## [Problem to solve]
Every entry below must be repeated exactly; skip the pictures.

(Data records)
◆ ◆ ◆

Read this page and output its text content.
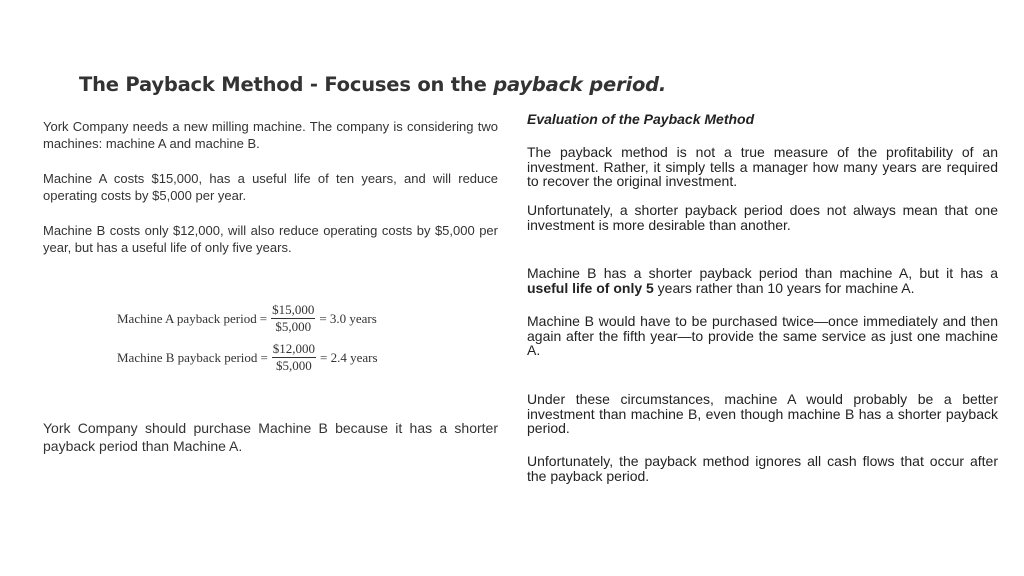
The Payback Method - Focuses on the payback period.

York Company needs a new milling machine. The company is considering two machines: machine A and machine B.

Machine A costs $15,000, has a useful life of ten years, and will reduce operating costs by $5,000 per year.

Machine B costs only $12,000, will also reduce operating costs by $5,000 per year, but has a useful life of only five years.

Machine A payback period = $\frac{\$15,000}{\$5,000} = 3.0$ years
Machine B payback period = $\frac{\$12,000}{\$5,000} = 2.4$ years

York Company should purchase Machine B because it has a shorter payback period than Machine A.

Evaluation of the Payback Method

The payback method is not a true measure of the profitability of an investment. Rather, it simply tells a manager how many years are required to recover the original investment.

Unfortunately, a shorter payback period does not always mean that one investment is more desirable than another.

Machine B has a shorter payback period than machine A, but it has a useful life of only 5 years rather than 10 years for machine A.

Machine B would have to be purchased twice—once immediately and then again after the fifth year—to provide the same service as just one machine A.

Under these circumstances, machine A would probably be a better investment than machine B, even though machine B has a shorter payback period.

Unfortunately, the payback method ignores all cash flows that occur after the payback period.
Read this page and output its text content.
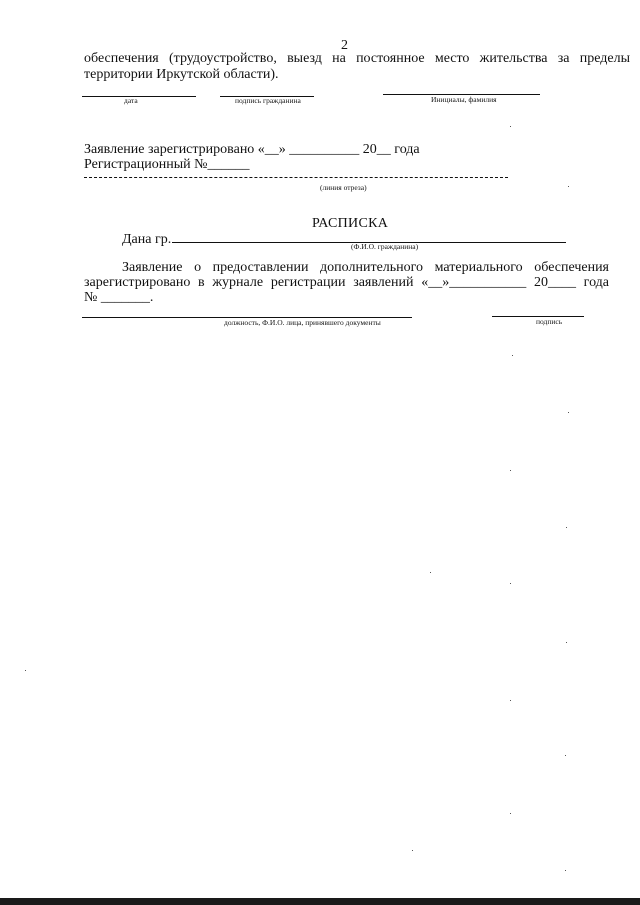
2
обеспечения (трудоустройство, выезд на постоянное место жительства за пределы
территории Иркутской области).
дата	подпись гражданина	Инициалы, фамилия
Заявление зарегистрировано «__» __________ 20__ года
Регистрационный №______
(линия отреза)
РАСПИСКА
Дана гр.	(Ф.И.О. гражданина)
Заявление о предоставлении дополнительного материального обеспечения
зарегистрировано в журнале регистрации заявлений «__»___________ 20____ года
№ _______.
должность, Ф.И.О. лица, принявшего документы	подпись
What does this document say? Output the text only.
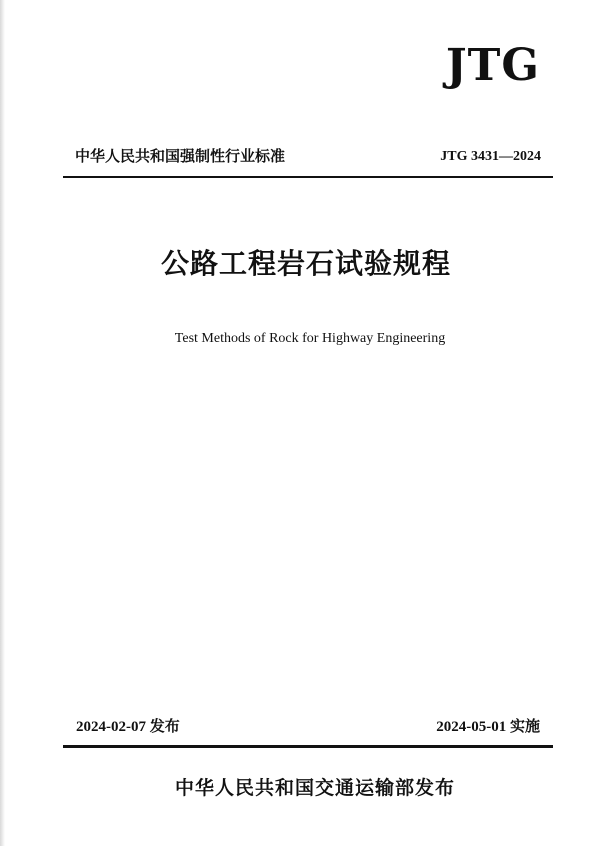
JTG
中华人民共和国强制性行业标准	JTG 3431—2024
公路工程岩石试验规程
Test Methods of Rock for Highway Engineering
2024-02-07 发布	2024-05-01 实施
中华人民共和国交通运输部发布
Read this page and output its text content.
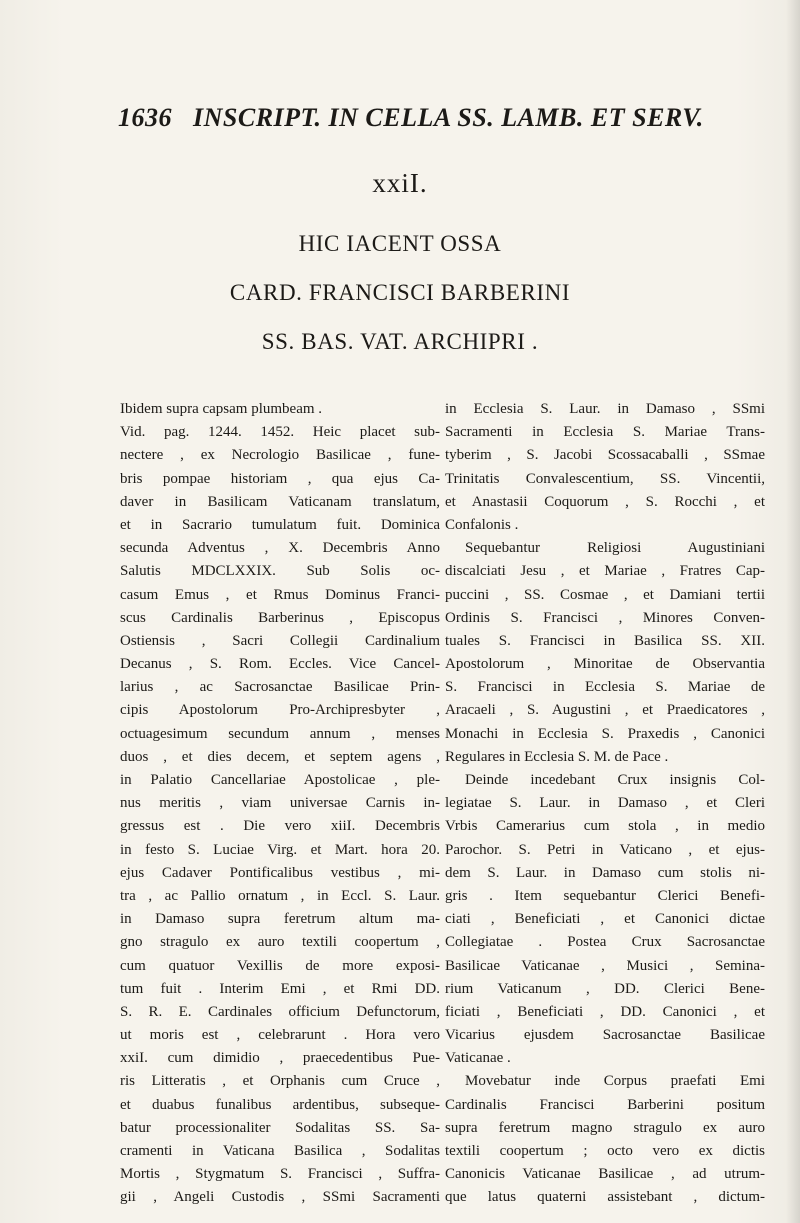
1636 INSCRIPT. IN CELLA SS. LAMB. ET SERV.
xxiI.
HIC IACENT OSSA
CARD. FRANCISCI BARBERINI
SS. BAS. VAT. ARCHIPRI .
Ibidem supra capsam plumbeam .
Vid. pag. 1244. 1452. Heic placet sub-
nectere , ex Necrologio Basilicae , fune-
bris pompae historiam , qua ejus Ca-
daver in Basilicam Vaticanam translatum,
et in Sacrario tumulatum fuit. Dominica
secunda Adventus , X. Decembris Anno
Salutis MDCLXXIX. Sub Solis oc-
casum Emus , et Rmus Dominus Franci-
scus Cardinalis Barberinus , Episcopus
Ostiensis , Sacri Collegii Cardinalium
Decanus , S. Rom. Eccles. Vice Cancel-
larius , ac Sacrosanctae Basilicae Prin-
cipis Apostolorum Pro-Archipresbyter ,
octuagesimum secundum annum , menses
duos , et dies decem, et septem agens ,
in Palatio Cancellariae Apostolicae , ple-
nus meritis , viam universae Carnis in-
gressus est . Die vero xiiI. Decembris
in festo S. Luciae Virg. et Mart. hora 20.
ejus Cadaver Pontificalibus vestibus , mi-
tra , ac Pallio ornatum , in Eccl. S. Laur.
in Damaso supra feretrum altum ma-
gno stragulo ex auro textili coopertum ,
cum quatuor Vexillis de more exposi-
tum fuit . Interim Emi , et Rmi DD.
S. R. E. Cardinales officium Defunctorum,
ut moris est , celebrarunt . Hora vero
xxiI. cum dimidio , praecedentibus Pue-
ris Litteratis , et Orphanis cum Cruce ,
et duabus funalibus ardentibus, subseque-
batur processionaliter Sodalitas SS. Sa-
cramenti in Vaticana Basilica , Sodalitas
Mortis , Stygmatum S. Francisci , Suffra-
gii , Angeli Custodis , SSmi Sacramenti
in Ecclesia S. Laur. in Damaso , SSmi
Sacramenti in Ecclesia S. Mariae Trans-
tyberim , S. Jacobi Scossacaballi , SSmae
Trinitatis Convalescentium, SS. Vincentii,
et Anastasii Coquorum , S. Rocchi , et
Confalonis .
Sequebantur Religiosi Augustiniani
discalciati Jesu , et Mariae , Fratres Cap-
puccini , SS. Cosmae , et Damiani tertii
Ordinis S. Francisci , Minores Conven-
tuales S. Francisci in Basilica SS. XII.
Apostolorum , Minoritae de Observantia
S. Francisci in Ecclesia S. Mariae de
Aracaeli , S. Augustini , et Praedicatores ,
Monachi in Ecclesia S. Praxedis , Canonici
Regulares in Ecclesia S. M. de Pace .
Deinde incedebant Crux insignis Col-
legiatae S. Laur. in Damaso , et Cleri
Vrbis Camerarius cum stola , in medio
Parochor. S. Petri in Vaticano , et ejus-
dem S. Laur. in Damaso cum stolis ni-
gris . Item sequebantur Clerici Benefi-
ciati , Beneficiati , et Canonici dictae
Collegiatae . Postea Crux Sacrosanctae
Basilicae Vaticanae , Musici , Semina-
rium Vaticanum , DD. Clerici Bene-
ficiati , Beneficiati , DD. Canonici , et
Vicarius ejusdem Sacrosanctae Basilicae
Vaticanae .
Movebatur inde Corpus praefati Emi
Cardinalis Francisci Barberini positum
supra feretrum magno stragulo ex auro
textili coopertum ; octo vero ex dictis
Canonicis Vaticanae Basilicae , ad utrum-
que latus quaterni assistebant , dictum-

◆ ◆ ◆

## [Exercise output]
Read this page and output its text content.
The Payback Method - Focuses on the payback period.

York Company needs a new milling machine. The company is considering two machines: machine A and machine B.

Machine A costs $15,000, has a useful life of ten years, and will reduce operating costs by $5,000 per year.

Machine B costs only $12,000, will also reduce operating costs by $5,000 per year, but has a useful life of only five years.

Machine A payback period = $\frac{\$15,000}{\$5,000} = 3.0$ years
Machine B payback period = $\frac{\$12,000}{\$5,000} = 2.4$ years

York Company should purchase Machine B because it has a shorter payback period than Machine A.

Evaluation of the Payback Method

The payback method is not a true measure of the profitability of an investment. Rather, it simply tells a manager how many years are required to recover the original investment.

Unfortunately, a shorter payback period does not always mean that one investment is more desirable than another.

Machine B has a shorter payback period than machine A, but it has a useful life of only 5 years rather than 10 years for machine A.

Machine B would have to be purchased twice—once immediately and then again after the fifth year—to provide the same service as just one machine A.

Under these circumstances, machine A would probably be a better investment than machine B, even though machine B has a shorter payback period.

Unfortunately, the payback method ignores all cash flows that occur after the payback period.
Read this page and output its text content.
2
обеспечения (трудоустройство, выезд на постоянное место жительства за пределы
территории Иркутской области).
дата	подпись гражданина	Инициалы, фамилия
Заявление зарегистрировано «__» __________ 20__ года
Регистрационный №______
(линия отреза)
РАСПИСКА
Дана гр.	(Ф.И.О. гражданина)
Заявление о предоставлении дополнительного материального обеспечения
зарегистрировано в журнале регистрации заявлений «__»___________ 20____ года
№ _______.
должность, Ф.И.О. лица, принявшего документы	подпись
What does this document say? Output the text only.
JTG
中华人民共和国强制性行业标准	JTG 3431—2024
公路工程岩石试验规程
Test Methods of Rock for Highway Engineering
2024-02-07 发布	2024-05-01 实施
中华人民共和国交通运输部发布
Read this page and output its text content.
1636 INSCRIPT. IN CELLA SS. LAMB. ET SERV.
xxiI.
HIC IACENT OSSA
CARD. FRANCISCI BARBERINI
SS. BAS. VAT. ARCHIPRI .
Ibidem supra capsam plumbeam .
Vid. pag. 1244. 1452. Heic placet sub-
nectere , ex Necrologio Basilicae , fune-
bris pompae historiam , qua ejus Ca-
daver in Basilicam Vaticanam translatum,
et in Sacrario tumulatum fuit. Dominica
secunda Adventus , X. Decembris Anno
Salutis MDCLXXIX. Sub Solis oc-
casum Emus , et Rmus Dominus Franci-
scus Cardinalis Barberinus , Episcopus
Ostiensis , Sacri Collegii Cardinalium
Decanus , S. Rom. Eccles. Vice Cancel-
larius , ac Sacrosanctae Basilicae Prin-
cipis Apostolorum Pro-Archipresbyter ,
octuagesimum secundum annum , menses
duos , et dies decem, et septem agens ,
in Palatio Cancellariae Apostolicae , ple-
nus meritis , viam universae Carnis in-
gressus est . Die vero xiiI. Decembris
in festo S. Luciae Virg. et Mart. hora 20.
ejus Cadaver Pontificalibus vestibus , mi-
tra , ac Pallio ornatum , in Eccl. S. Laur.
in Damaso supra feretrum altum ma-
gno stragulo ex auro textili coopertum ,
cum quatuor Vexillis de more exposi-
tum fuit . Interim Emi , et Rmi DD.
S. R. E. Cardinales officium Defunctorum,
ut moris est , celebrarunt . Hora vero
xxiI. cum dimidio , praecedentibus Pue-
ris Litteratis , et Orphanis cum Cruce ,
et duabus funalibus ardentibus, subseque-
batur processionaliter Sodalitas SS. Sa-
cramenti in Vaticana Basilica , Sodalitas
Mortis , Stygmatum S. Francisci , Suffra-
gii , Angeli Custodis , SSmi Sacramenti
in Ecclesia S. Laur. in Damaso , SSmi
Sacramenti in Ecclesia S. Mariae Trans-
tyberim , S. Jacobi Scossacaballi , SSmae
Trinitatis Convalescentium, SS. Vincentii,
et Anastasii Coquorum , S. Rocchi , et
Confalonis .
Sequebantur Religiosi Augustiniani
discalciati Jesu , et Mariae , Fratres Cap-
puccini , SS. Cosmae , et Damiani tertii
Ordinis S. Francisci , Minores Conven-
tuales S. Francisci in Basilica SS. XII.
Apostolorum , Minoritae de Observantia
S. Francisci in Ecclesia S. Mariae de
Aracaeli , S. Augustini , et Praedicatores ,
Monachi in Ecclesia S. Praxedis , Canonici
Regulares in Ecclesia S. M. de Pace .
Deinde incedebant Crux insignis Col-
legiatae S. Laur. in Damaso , et Cleri
Vrbis Camerarius cum stola , in medio
Parochor. S. Petri in Vaticano , et ejus-
dem S. Laur. in Damaso cum stolis ni-
gris . Item sequebantur Clerici Benefi-
ciati , Beneficiati , et Canonici dictae
Collegiatae . Postea Crux Sacrosanctae
Basilicae Vaticanae , Musici , Semina-
rium Vaticanum , DD. Clerici Bene-
ficiati , Beneficiati , DD. Canonici , et
Vicarius ejusdem Sacrosanctae Basilicae
Vaticanae .
Movebatur inde Corpus praefati Emi
Cardinalis Francisci Barberini positum
supra feretrum magno stragulo ex auro
textili coopertum ; octo vero ex dictis
Canonicis Vaticanae Basilicae , ad utrum-
que latus quaterni assistebant , dictum-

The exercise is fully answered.